• **EXERCISE**: Return the number of lines that contain the word "none", and return nothing else.

--- Start of EXERCISE INPUT ---

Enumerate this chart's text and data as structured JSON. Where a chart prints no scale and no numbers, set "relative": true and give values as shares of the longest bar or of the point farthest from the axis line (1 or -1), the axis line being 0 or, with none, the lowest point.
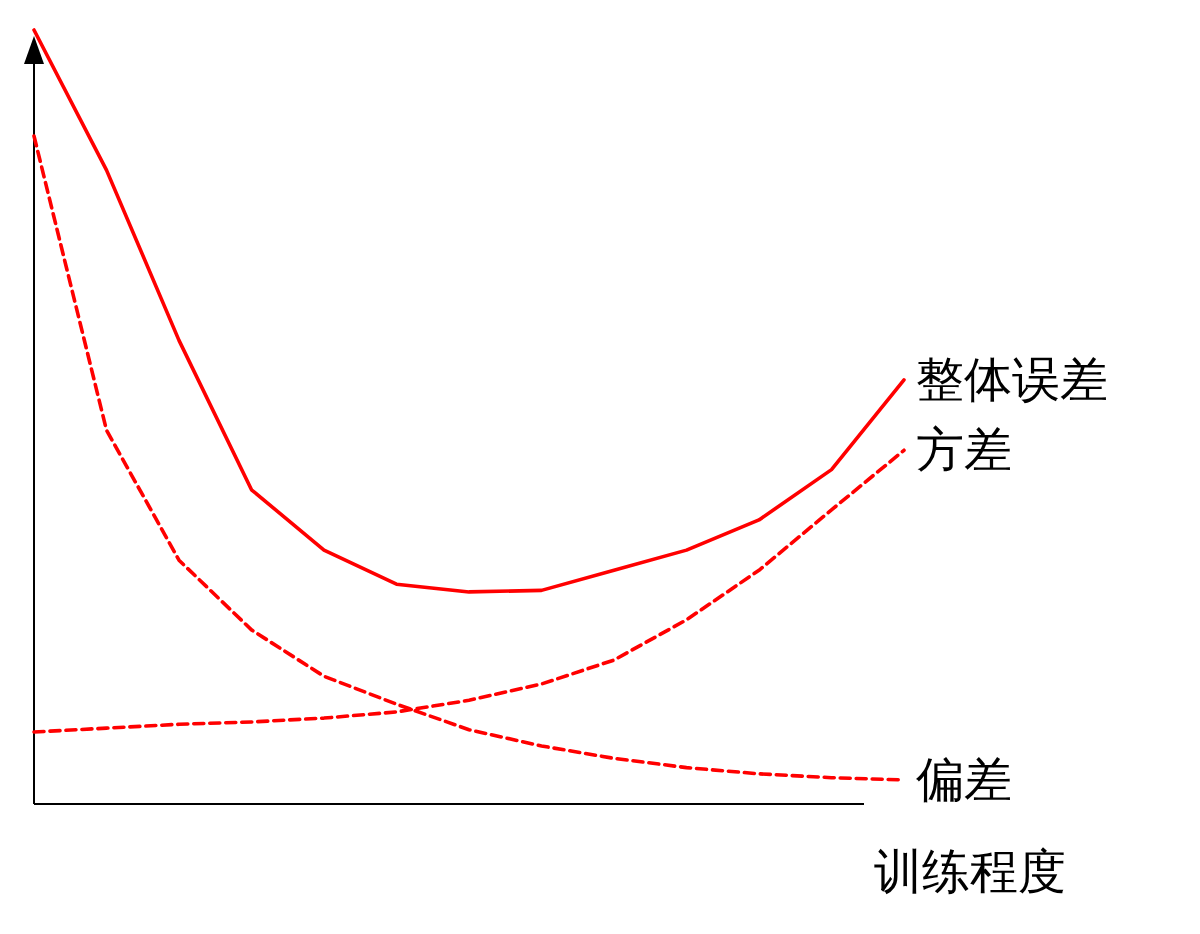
{
  "chart_data": {
    "type": "line",
    "relative": true,
    "xlabel": "训练程度",
    "categories": [
      null,
      null,
      null,
      null,
      null,
      null,
      null,
      null,
      null,
      null,
      null,
      null,
      null
    ],
    "series": [
      {
        "name": "整体误差",
        "color": "#ff0000",
        "line_style": "solid",
        "values": [
          1,
          0.819,
          0.599,
          0.406,
          0.328,
          0.284,
          0.274,
          0.276,
          0.302,
          0.328,
          0.367,
          0.432,
          0.548
        ]
      },
      {
        "name": "方差",
        "color": "#ff0000",
        "line_style": "dashed",
        "values": [
          0.093,
          0.098,
          0.103,
          0.106,
          0.111,
          0.119,
          0.134,
          0.155,
          0.186,
          0.238,
          0.302,
          0.38,
          0.457
        ]
      },
      {
        "name": "偏差",
        "color": "#ff0000",
        "line_style": "dashed",
        "values": [
          0.863,
          0.483,
          0.315,
          0.225,
          0.165,
          0.129,
          0.096,
          0.075,
          0.059,
          0.047,
          0.039,
          0.034,
          0.031
        ]
      }
    ]
  }
}
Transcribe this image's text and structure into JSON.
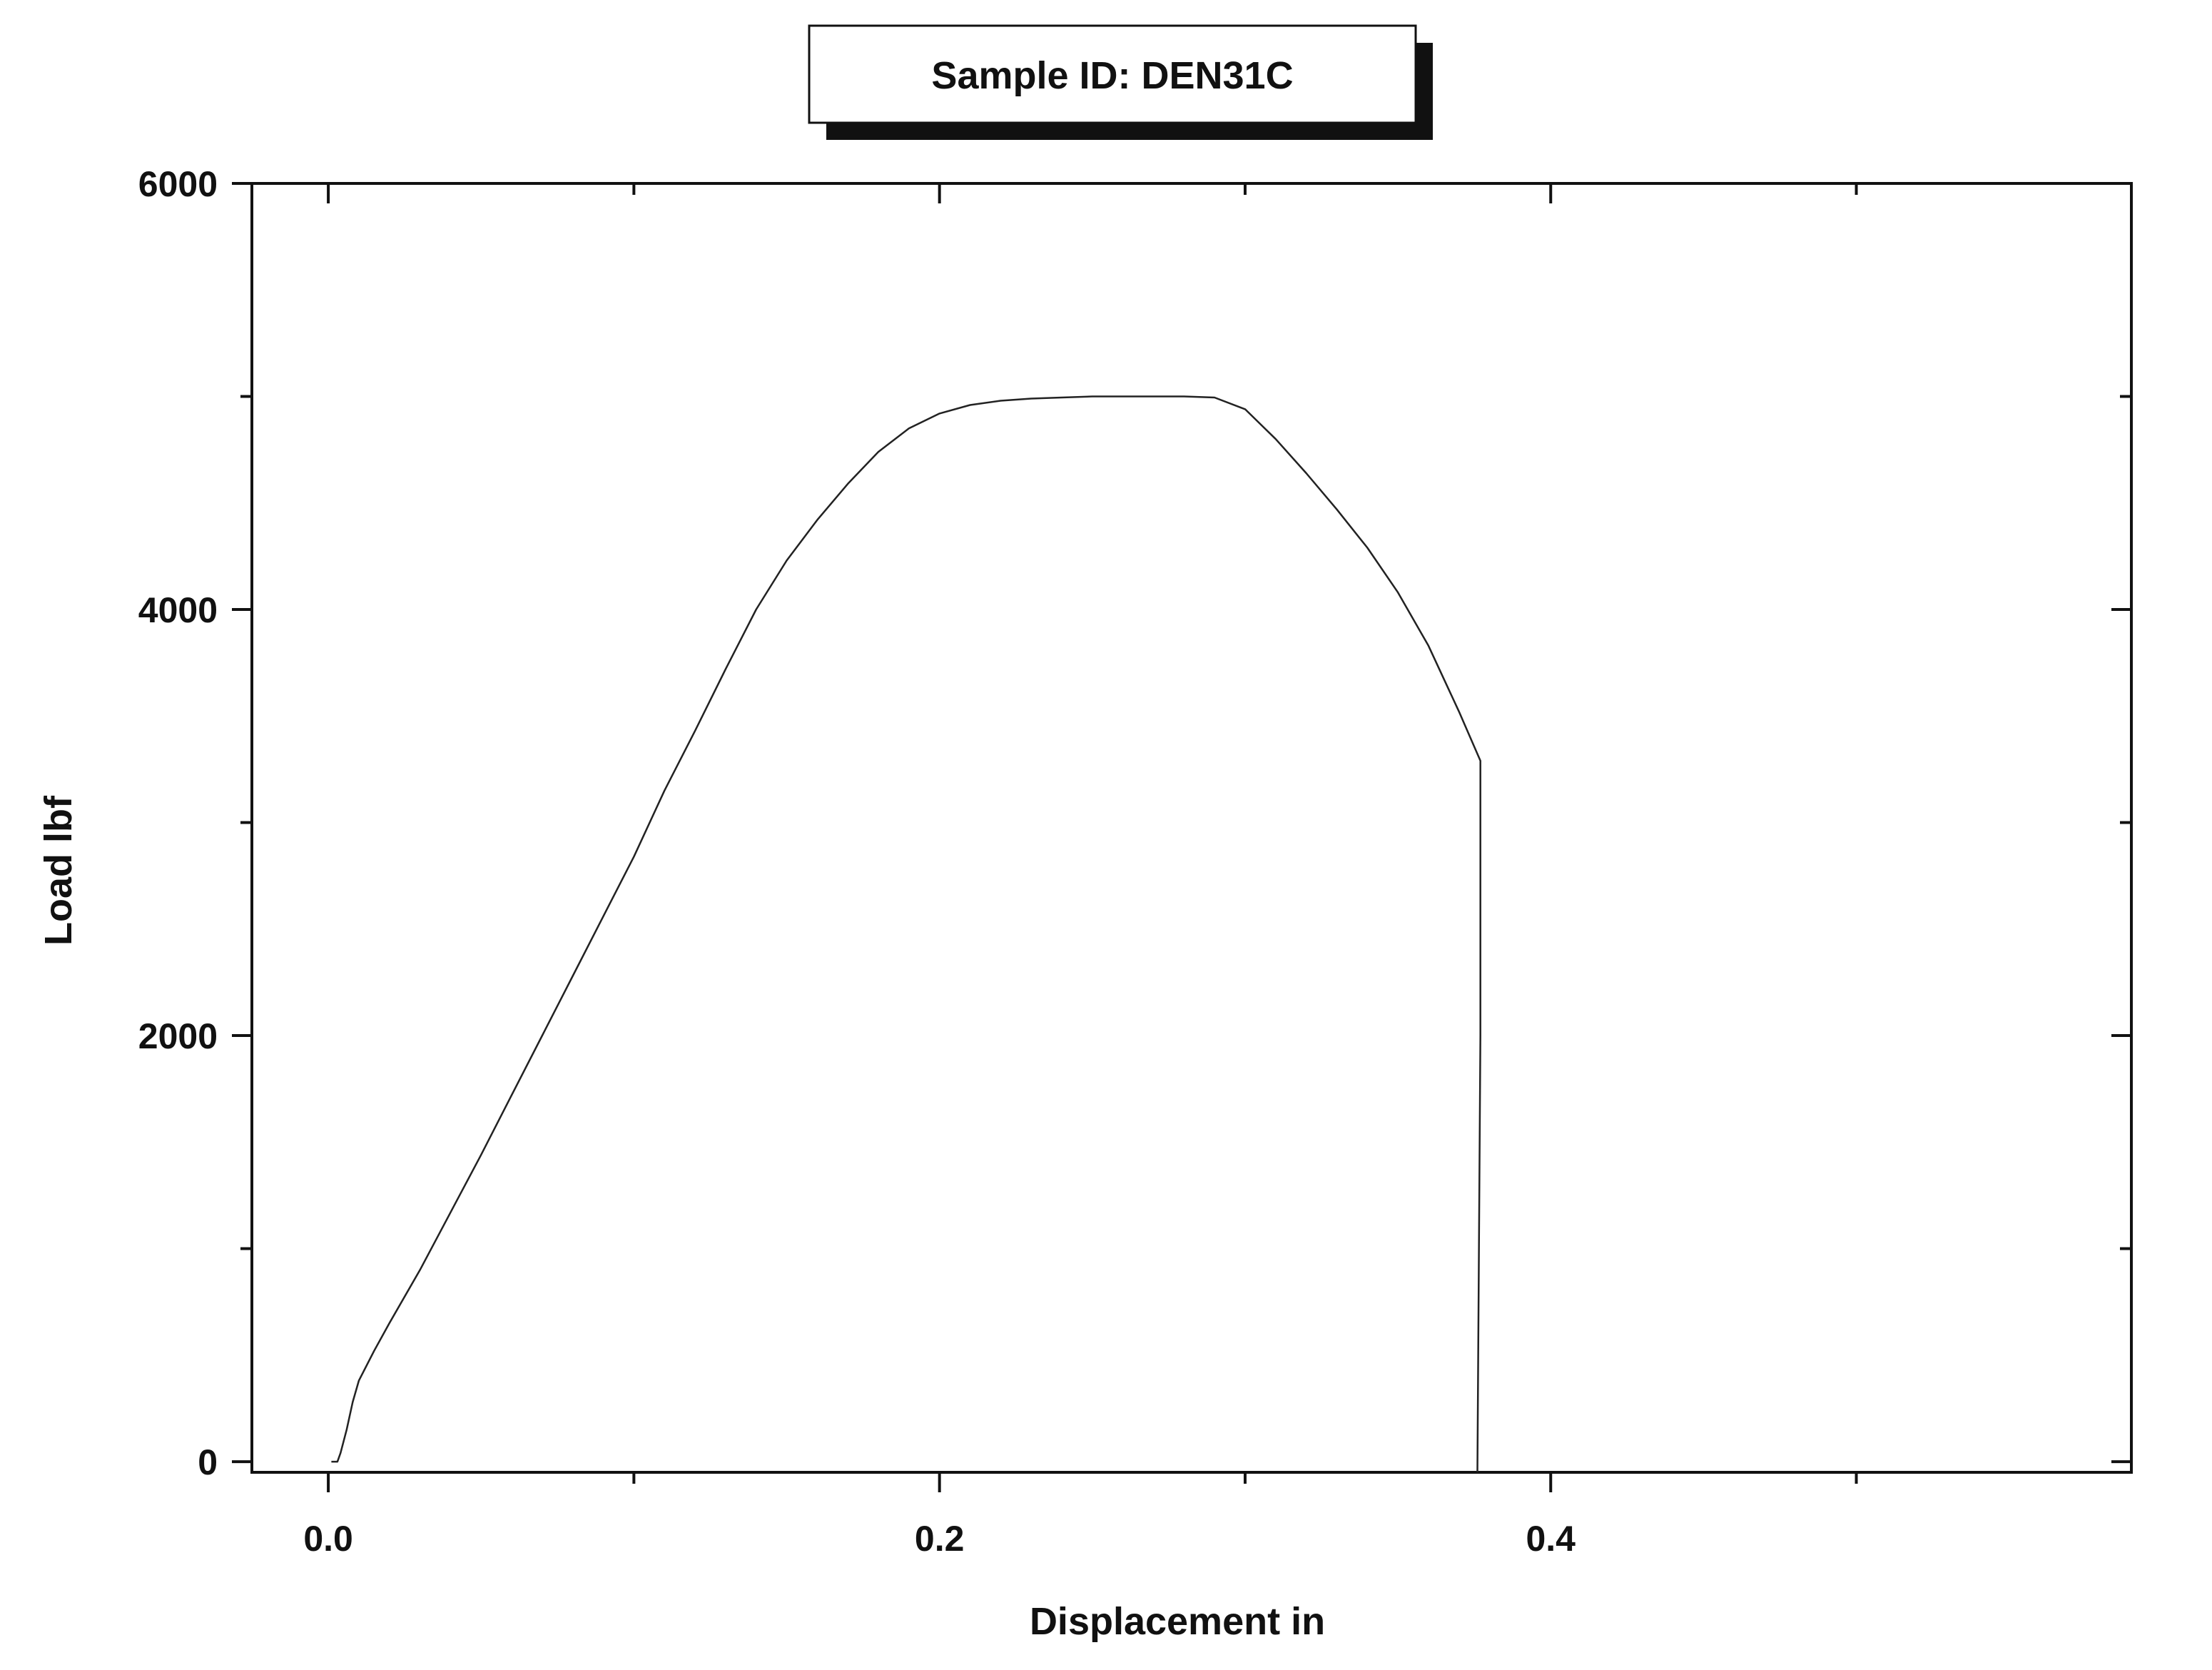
{
  "chart_data": {
    "type": "line",
    "title": "Sample ID: DEN31C",
    "xlabel": "Displacement in",
    "ylabel": "Load lbf",
    "xlim": [
      -0.025,
      0.59
    ],
    "ylim": [
      -50,
      6000
    ],
    "x_major_ticks": [
      0.0,
      0.2,
      0.4
    ],
    "x_tick_labels": [
      "0.0",
      "0.2",
      "0.4"
    ],
    "x_minor_ticks": [
      0.1,
      0.3,
      0.5
    ],
    "y_major_ticks": [
      0,
      2000,
      4000,
      6000
    ],
    "y_tick_labels": [
      "0",
      "2000",
      "4000",
      "6000"
    ],
    "y_minor_ticks": [
      1000,
      3000,
      5000
    ],
    "grid": false,
    "legend": "none",
    "series": [
      {
        "color": "#222222",
        "x": [
          0.001,
          0.003,
          0.004,
          0.006,
          0.008,
          0.01,
          0.015,
          0.02,
          0.03,
          0.04,
          0.05,
          0.06,
          0.07,
          0.08,
          0.09,
          0.1,
          0.11,
          0.12,
          0.13,
          0.14,
          0.15,
          0.16,
          0.17,
          0.18,
          0.19,
          0.2,
          0.21,
          0.22,
          0.23,
          0.24,
          0.25,
          0.26,
          0.27,
          0.28,
          0.29,
          0.3,
          0.31,
          0.32,
          0.33,
          0.34,
          0.35,
          0.36,
          0.37,
          0.377,
          0.377,
          0.376
        ],
        "y": [
          0,
          0,
          40,
          150,
          280,
          380,
          520,
          650,
          900,
          1170,
          1440,
          1720,
          2000,
          2280,
          2560,
          2840,
          3150,
          3430,
          3720,
          4000,
          4230,
          4420,
          4590,
          4740,
          4850,
          4920,
          4960,
          4980,
          4990,
          4995,
          5000,
          5000,
          5000,
          5000,
          4995,
          4940,
          4800,
          4640,
          4470,
          4290,
          4080,
          3830,
          3520,
          3290,
          2000,
          -50
        ]
      }
    ]
  }
}
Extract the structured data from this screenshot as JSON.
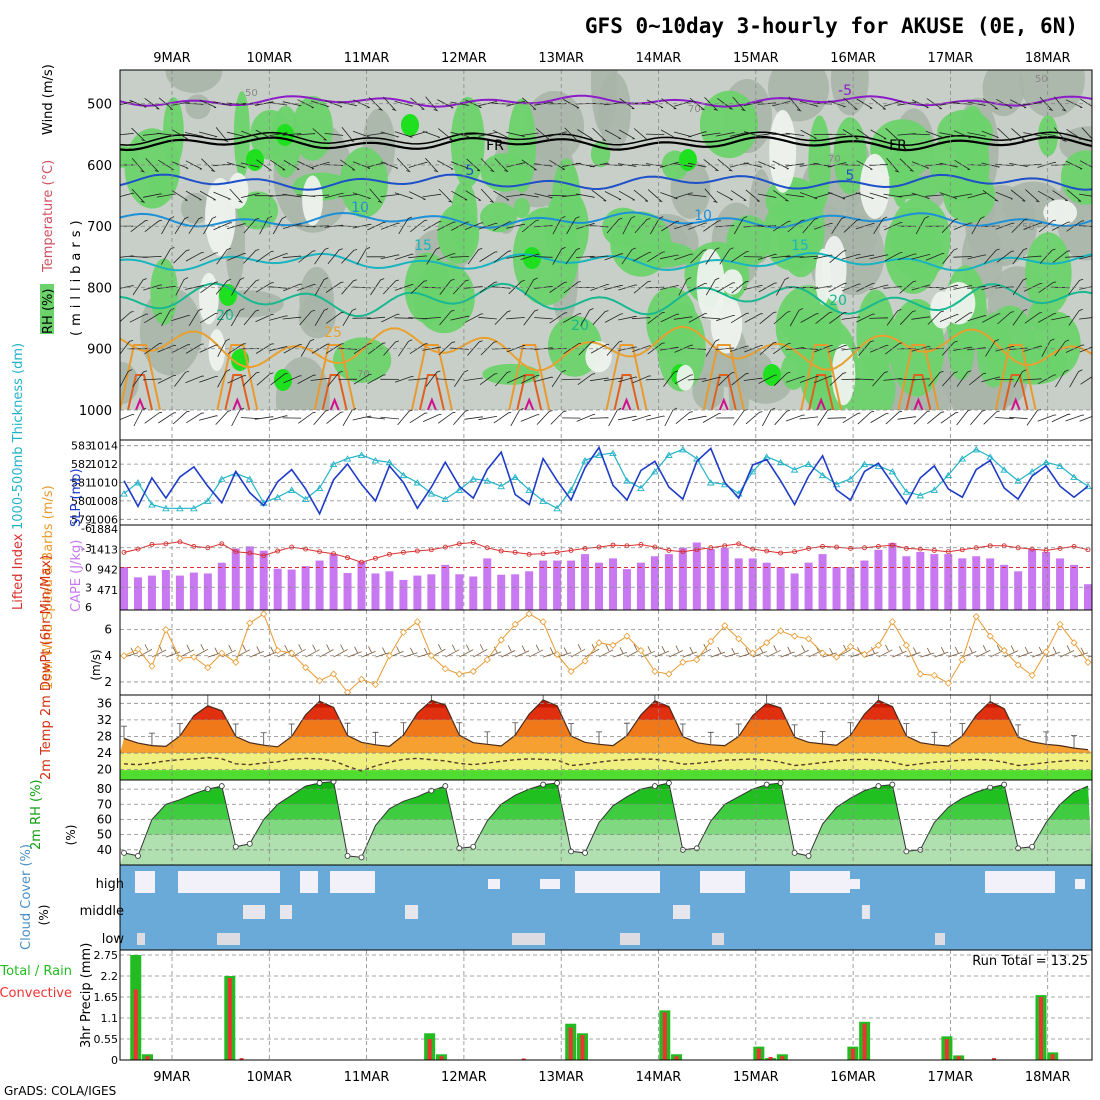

--- End of EXERCISE INPUT ---

• **COMPLETED TASK**: 2